## start

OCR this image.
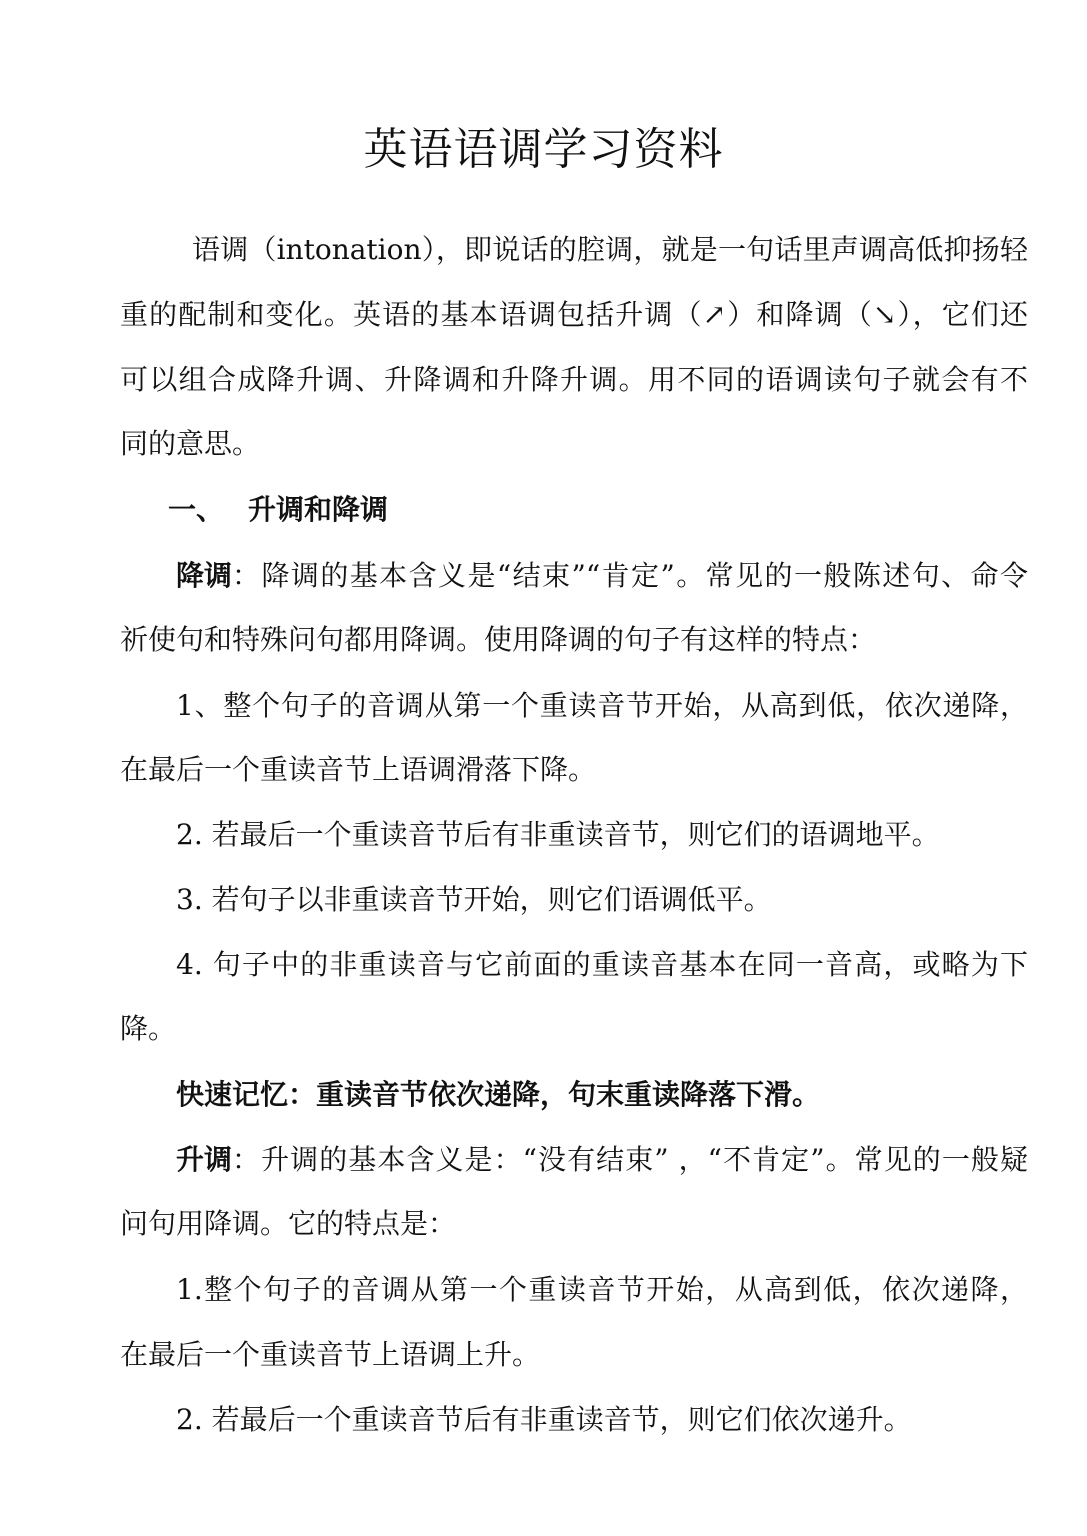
英语语调学习资料
语调（intonation），即说话的腔调，就是一句话里声调高低抑扬轻
重的配制和变化。英语的基本语调包括升调（↗）和降调（↘），它们还
可以组合成降升调、升降调和升降升调。用不同的语调读句子就会有不
同的意思。
一、 升调和降调
降调 ：降调的基本含义是“结束”“肯定”。常见的一般陈述句、命令
祈使句和特殊问句都用降调。使用降调的句子有这样的特点：
1、整个句子的音调从第一个重读音节开始，从高到低，依次递降，
在最后一个重读音节上语调滑落下降。
2. 若最后一个重读音节后有非重读音节，则它们的语调地平。
3. 若句子以非重读音节开始，则它们语调低平。
4. 句子中的非重读音与它前面的重读音基本在同一音高，或略为下
降。
快速记忆：重读音节依次递降，句末重读降落下滑。
升调 ：升调的基本含义是：“没有结束” ，“不肯定”。常见的一般疑
问句用降调。它的特点是：
1.整个句子的音调从第一个重读音节开始，从高到低，依次递降，
在最后一个重读音节上语调上升。
2. 若最后一个重读音节后有非重读音节，则它们依次递升。
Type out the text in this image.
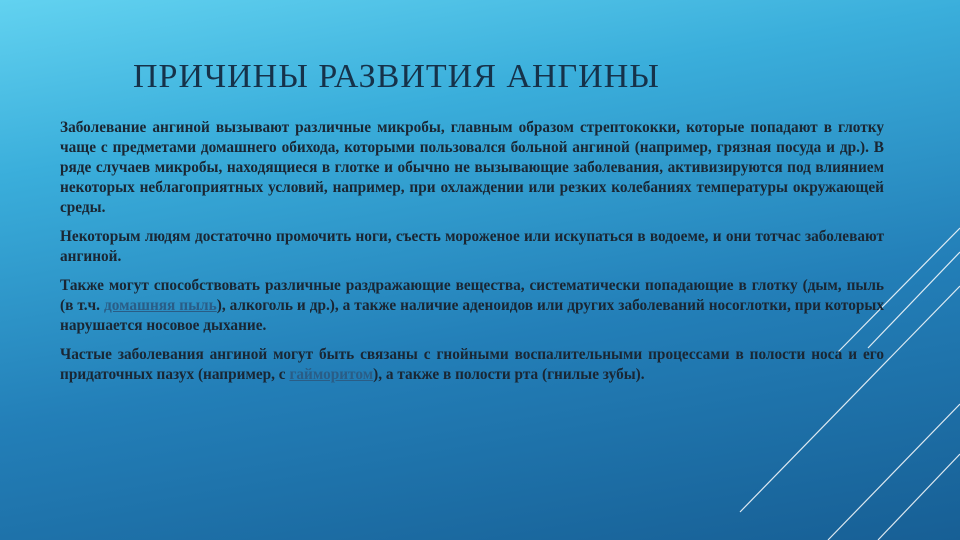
ПРИЧИНЫ РАЗВИТИЯ АНГИНЫ

Заболевание ангиной вызывают различные микробы, главным образом стрептококки, которые попадают в глотку чаще с предметами домашнего обихода, которыми пользовался больной ангиной (например, грязная посуда и др.). В ряде случаев микробы, находящиеся в глотке и обычно не вызывающие заболевания, активизируются под влиянием некоторых неблагоприятных условий, например, при охлаждении или резких колебаниях температуры окружающей среды.

Некоторым людям достаточно промочить ноги, съесть мороженое или искупаться в водоеме, и они тотчас заболевают ангиной.

Также могут способствовать различные раздражающие вещества, систематически попадающие в глотку (дым, пыль (в т.ч. домашняя пыль), алкоголь и др.), а также наличие аденоидов или других заболеваний носоглотки, при которых нарушается носовое дыхание.

Частые заболевания ангиной могут быть связаны с гнойными воспалительными процессами в полости носа и его придаточных пазух (например, с гайморитом), а также в полости рта (гнилые зубы).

## end

### SET TASK
Omit the images and transcribe all of the records above word for word.

### RESULT BELOW
OCR this image.
英语语调学习资料
语调（intonation），即说话的腔调，就是一句话里声调高低抑扬轻
重的配制和变化。英语的基本语调包括升调（↗）和降调（↘），它们还
可以组合成降升调、升降调和升降升调。用不同的语调读句子就会有不
同的意思。
一、 升调和降调
降调 ：降调的基本含义是“结束”“肯定”。常见的一般陈述句、命令
祈使句和特殊问句都用降调。使用降调的句子有这样的特点：
1、整个句子的音调从第一个重读音节开始，从高到低，依次递降，
在最后一个重读音节上语调滑落下降。
2. 若最后一个重读音节后有非重读音节，则它们的语调地平。
3. 若句子以非重读音节开始，则它们语调低平。
4. 句子中的非重读音与它前面的重读音基本在同一音高，或略为下
降。
快速记忆：重读音节依次递降，句末重读降落下滑。
升调 ：升调的基本含义是：“没有结束” ，“不肯定”。常见的一般疑
问句用降调。它的特点是：
1.整个句子的音调从第一个重读音节开始，从高到低，依次递降，
在最后一个重读音节上语调上升。
2. 若最后一个重读音节后有非重读音节，则它们依次递升。
Type out the text in this image.
ПРИЧИНЫ РАЗВИТИЯ АНГИНЫ

Заболевание ангиной вызывают различные микробы, главным образом стрептококки, которые попадают в глотку чаще с предметами домашнего обихода, которыми пользовался больной ангиной (например, грязная посуда и др.). В ряде случаев микробы, находящиеся в глотке и обычно не вызывающие заболевания, активизируются под влиянием некоторых неблагоприятных условий, например, при охлаждении или резких колебаниях температуры окружающей среды.

Некоторым людям достаточно промочить ноги, съесть мороженое или искупаться в водоеме, и они тотчас заболевают ангиной.

Также могут способствовать различные раздражающие вещества, систематически попадающие в глотку (дым, пыль (в т.ч. домашняя пыль), алкоголь и др.), а также наличие аденоидов или других заболеваний носоглотки, при которых нарушается носовое дыхание.

Частые заболевания ангиной могут быть связаны с гнойными воспалительными процессами в полости носа и его придаточных пазух (например, с гайморитом), а также в полости рта (гнилые зубы).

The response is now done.